• _Written instruction_: Copy the data precisely, character for character, and leave out every picture.

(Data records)

*****

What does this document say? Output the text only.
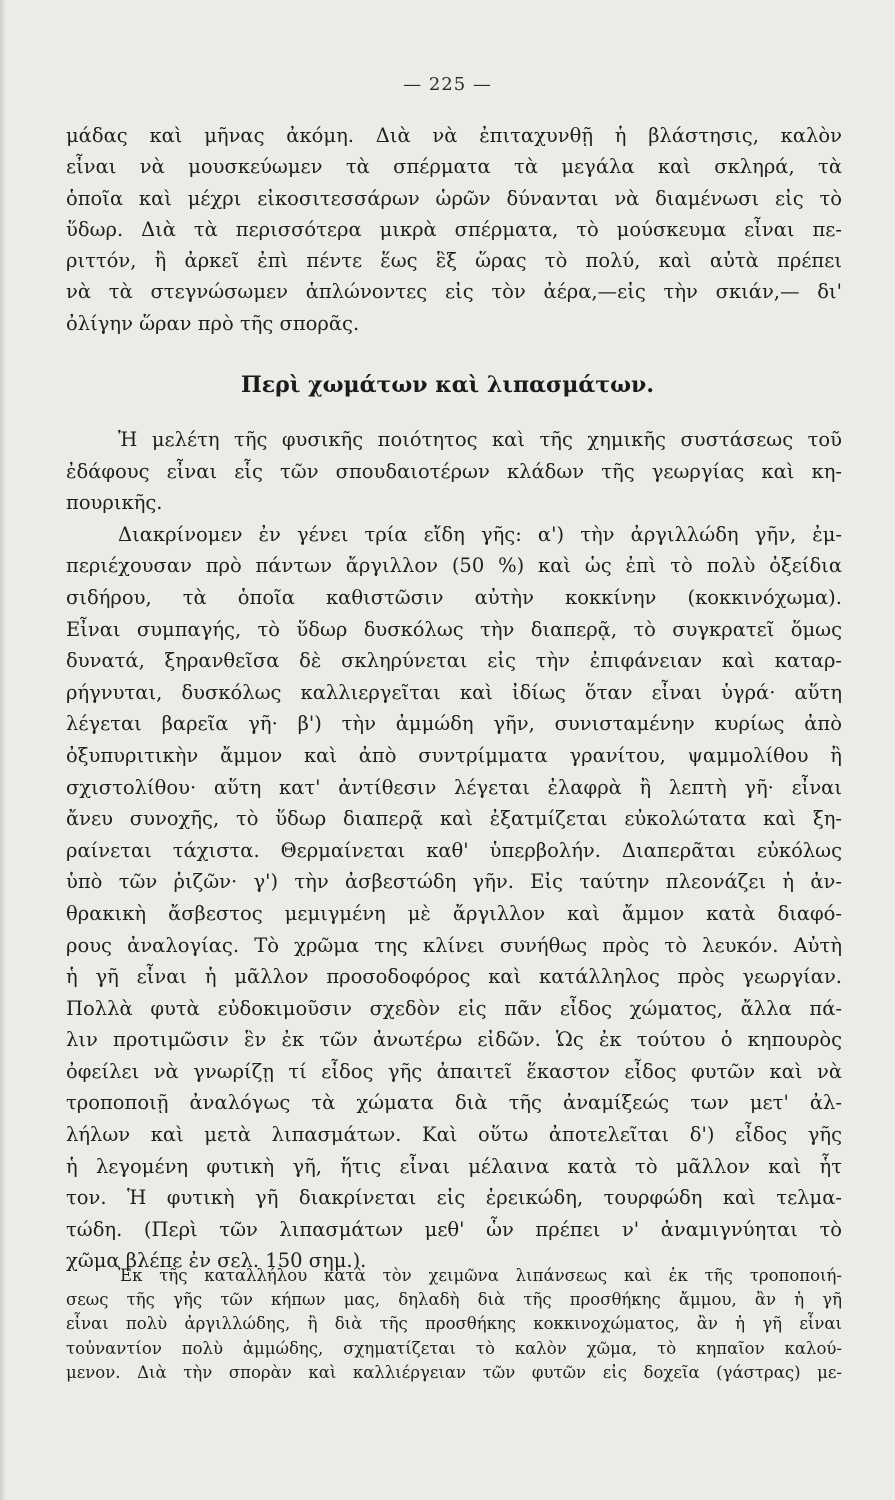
— 225 —
μάδας καὶ μῆνας ἀκόμη. Διὰ νὰ ἐπιταχυνθῇ ἡ βλάστησις, καλὸν
εἶναι νὰ μουσκεύωμεν τὰ σπέρματα τὰ μεγάλα καὶ σκληρά, τὰ
ὁποῖα καὶ μέχρι εἰκοσιτεσσάρων ὡρῶν δύνανται νὰ διαμένωσι εἰς τὸ
ὕδωρ. Διὰ τὰ περισσότερα μικρὰ σπέρματα, τὸ μούσκευμα εἶναι πε-
ριττόν, ἢ ἀρκεῖ ἐπὶ πέντε ἕως ἓξ ὥρας τὸ πολύ, καὶ αὐτὰ πρέπει
νὰ τὰ στεγνώσωμεν ἁπλώνοντες εἰς τὸν ἀέρα,—εἰς τὴν σκιάν,— δι'
ὀλίγην ὥραν πρὸ τῆς σπορᾶς.
Περὶ χωμάτων καὶ λιπασμάτων.
Ἡ μελέτη τῆς φυσικῆς ποιότητος καὶ τῆς χημικῆς συστάσεως τοῦ
ἐδάφους εἶναι εἷς τῶν σπουδαιοτέρων κλάδων τῆς γεωργίας καὶ κη-
πουρικῆς.
Διακρίνομεν ἐν γένει τρία εἴδη γῆς: α') τὴν ἀργιλλώδη γῆν, ἐμ-
περιέχουσαν πρὸ πάντων ἄργιλλον (50 %) καὶ ὡς ἐπὶ τὸ πολὺ ὀξείδια
σιδήρου, τὰ ὁποῖα καθιστῶσιν αὐτὴν κοκκίνην (κοκκινόχωμα).
Εἶναι συμπαγής, τὸ ὕδωρ δυσκόλως τὴν διαπερᾷ, τὸ συγκρατεῖ ὅμως
δυνατά, ξηρανθεῖσα δὲ σκληρύνεται εἰς τὴν ἐπιφάνειαν καὶ καταρ-
ρήγνυται, δυσκόλως καλλιεργεῖται καὶ ἰδίως ὅταν εἶναι ὑγρά· αὕτη
λέγεται βαρεῖα γῆ· β') τὴν ἀμμώδη γῆν, συνισταμένην κυρίως ἀπὸ
ὀξυπυριτικὴν ἄμμον καὶ ἀπὸ συντρίμματα γρανίτου, ψαμμολίθου ἢ
σχιστολίθου· αὕτη κατ' ἀντίθεσιν λέγεται ἐλαφρὰ ἢ λεπτὴ γῆ· εἶναι
ἄνευ συνοχῆς, τὸ ὕδωρ διαπερᾷ καὶ ἐξατμίζεται εὐκολώτατα καὶ ξη-
ραίνεται τάχιστα. Θερμαίνεται καθ' ὑπερβολήν. Διαπερᾶται εὐκόλως
ὑπὸ τῶν ῥιζῶν· γ') τὴν ἀσβεστώδη γῆν. Εἰς ταύτην πλεονάζει ἡ ἀν-
θρακικὴ ἄσβεστος μεμιγμένη μὲ ἄργιλλον καὶ ἄμμον κατὰ διαφό-
ρους ἀναλογίας. Τὸ χρῶμα της κλίνει συνήθως πρὸς τὸ λευκόν. Αὐτὴ
ἡ γῆ εἶναι ἡ μᾶλλον προσοδοφόρος καὶ κατάλληλος πρὸς γεωργίαν.
Πολλὰ φυτὰ εὐδοκιμοῦσιν σχεδὸν εἰς πᾶν εἶδος χώματος, ἄλλα πά-
λιν προτιμῶσιν ἓν ἐκ τῶν ἀνωτέρω εἰδῶν. Ὡς ἐκ τούτου ὁ κηπουρὸς
ὀφείλει νὰ γνωρίζῃ τί εἶδος γῆς ἀπαιτεῖ ἕκαστον εἶδος φυτῶν καὶ νὰ
τροποποιῇ ἀναλόγως τὰ χώματα διὰ τῆς ἀναμίξεώς των μετ' ἀλ-
λήλων καὶ μετὰ λιπασμάτων. Καὶ οὕτω ἀποτελεῖται δ') εἶδος γῆς
ἡ λεγομένη φυτικὴ γῆ, ἥτις εἶναι μέλαινα κατὰ τὸ μᾶλλον καὶ ἧτ
τον. Ἡ φυτικὴ γῆ διακρίνεται εἰς ἐρεικώδη, τουρφώδη καὶ τελμα-
τώδη. (Περὶ τῶν λιπασμάτων μεθ' ὧν πρέπει ν' ἀναμιγνύηται τὸ
χῶμα βλέπε ἐν σελ. 150 σημ.).
Ἐκ τῆς καταλλήλου κατὰ τὸν χειμῶνα λιπάνσεως καὶ ἐκ τῆς τροποποιή-
σεως τῆς γῆς τῶν κήπων μας, δηλαδὴ διὰ τῆς προσθήκης ἄμμου, ἂν ἡ γῆ
εἶναι πολὺ ἀργιλλώδης, ἢ διὰ τῆς προσθήκης κοκκινοχώματος, ἂν ἡ γῆ εἶναι
τοὐναντίον πολὺ ἀμμώδης, σχηματίζεται τὸ καλὸν χῶμα, τὸ κηπαῖον καλού-
μενον. Διὰ τὴν σπορὰν καὶ καλλιέργειαν τῶν φυτῶν εἰς δοχεῖα (γάστρας) με-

*****

• _Problem solution_:
What does this document say? Output the text only.
— 225 —
μάδας καὶ μῆνας ἀκόμη. Διὰ νὰ ἐπιταχυνθῇ ἡ βλάστησις, καλὸν
εἶναι νὰ μουσκεύωμεν τὰ σπέρματα τὰ μεγάλα καὶ σκληρά, τὰ
ὁποῖα καὶ μέχρι εἰκοσιτεσσάρων ὡρῶν δύνανται νὰ διαμένωσι εἰς τὸ
ὕδωρ. Διὰ τὰ περισσότερα μικρὰ σπέρματα, τὸ μούσκευμα εἶναι πε-
ριττόν, ἢ ἀρκεῖ ἐπὶ πέντε ἕως ἓξ ὥρας τὸ πολύ, καὶ αὐτὰ πρέπει
νὰ τὰ στεγνώσωμεν ἁπλώνοντες εἰς τὸν ἀέρα,—εἰς τὴν σκιάν,— δι'
ὀλίγην ὥραν πρὸ τῆς σπορᾶς.
Περὶ χωμάτων καὶ λιπασμάτων.
Ἡ μελέτη τῆς φυσικῆς ποιότητος καὶ τῆς χημικῆς συστάσεως τοῦ
ἐδάφους εἶναι εἷς τῶν σπουδαιοτέρων κλάδων τῆς γεωργίας καὶ κη-
πουρικῆς.
Διακρίνομεν ἐν γένει τρία εἴδη γῆς: α') τὴν ἀργιλλώδη γῆν, ἐμ-
περιέχουσαν πρὸ πάντων ἄργιλλον (50 %) καὶ ὡς ἐπὶ τὸ πολὺ ὀξείδια
σιδήρου, τὰ ὁποῖα καθιστῶσιν αὐτὴν κοκκίνην (κοκκινόχωμα).
Εἶναι συμπαγής, τὸ ὕδωρ δυσκόλως τὴν διαπερᾷ, τὸ συγκρατεῖ ὅμως
δυνατά, ξηρανθεῖσα δὲ σκληρύνεται εἰς τὴν ἐπιφάνειαν καὶ καταρ-
ρήγνυται, δυσκόλως καλλιεργεῖται καὶ ἰδίως ὅταν εἶναι ὑγρά· αὕτη
λέγεται βαρεῖα γῆ· β') τὴν ἀμμώδη γῆν, συνισταμένην κυρίως ἀπὸ
ὀξυπυριτικὴν ἄμμον καὶ ἀπὸ συντρίμματα γρανίτου, ψαμμολίθου ἢ
σχιστολίθου· αὕτη κατ' ἀντίθεσιν λέγεται ἐλαφρὰ ἢ λεπτὴ γῆ· εἶναι
ἄνευ συνοχῆς, τὸ ὕδωρ διαπερᾷ καὶ ἐξατμίζεται εὐκολώτατα καὶ ξη-
ραίνεται τάχιστα. Θερμαίνεται καθ' ὑπερβολήν. Διαπερᾶται εὐκόλως
ὑπὸ τῶν ῥιζῶν· γ') τὴν ἀσβεστώδη γῆν. Εἰς ταύτην πλεονάζει ἡ ἀν-
θρακικὴ ἄσβεστος μεμιγμένη μὲ ἄργιλλον καὶ ἄμμον κατὰ διαφό-
ρους ἀναλογίας. Τὸ χρῶμα της κλίνει συνήθως πρὸς τὸ λευκόν. Αὐτὴ
ἡ γῆ εἶναι ἡ μᾶλλον προσοδοφόρος καὶ κατάλληλος πρὸς γεωργίαν.
Πολλὰ φυτὰ εὐδοκιμοῦσιν σχεδὸν εἰς πᾶν εἶδος χώματος, ἄλλα πά-
λιν προτιμῶσιν ἓν ἐκ τῶν ἀνωτέρω εἰδῶν. Ὡς ἐκ τούτου ὁ κηπουρὸς
ὀφείλει νὰ γνωρίζῃ τί εἶδος γῆς ἀπαιτεῖ ἕκαστον εἶδος φυτῶν καὶ νὰ
τροποποιῇ ἀναλόγως τὰ χώματα διὰ τῆς ἀναμίξεώς των μετ' ἀλ-
λήλων καὶ μετὰ λιπασμάτων. Καὶ οὕτω ἀποτελεῖται δ') εἶδος γῆς
ἡ λεγομένη φυτικὴ γῆ, ἥτις εἶναι μέλαινα κατὰ τὸ μᾶλλον καὶ ἧτ
τον. Ἡ φυτικὴ γῆ διακρίνεται εἰς ἐρεικώδη, τουρφώδη καὶ τελμα-
τώδη. (Περὶ τῶν λιπασμάτων μεθ' ὧν πρέπει ν' ἀναμιγνύηται τὸ
χῶμα βλέπε ἐν σελ. 150 σημ.).
Ἐκ τῆς καταλλήλου κατὰ τὸν χειμῶνα λιπάνσεως καὶ ἐκ τῆς τροποποιή-
σεως τῆς γῆς τῶν κήπων μας, δηλαδὴ διὰ τῆς προσθήκης ἄμμου, ἂν ἡ γῆ
εἶναι πολὺ ἀργιλλώδης, ἢ διὰ τῆς προσθήκης κοκκινοχώματος, ἂν ἡ γῆ εἶναι
τοὐναντίον πολὺ ἀμμώδης, σχηματίζεται τὸ καλὸν χῶμα, τὸ κηπαῖον καλού-
μενον. Διὰ τὴν σπορὰν καὶ καλλιέργειαν τῶν φυτῶν εἰς δοχεῖα (γάστρας) με-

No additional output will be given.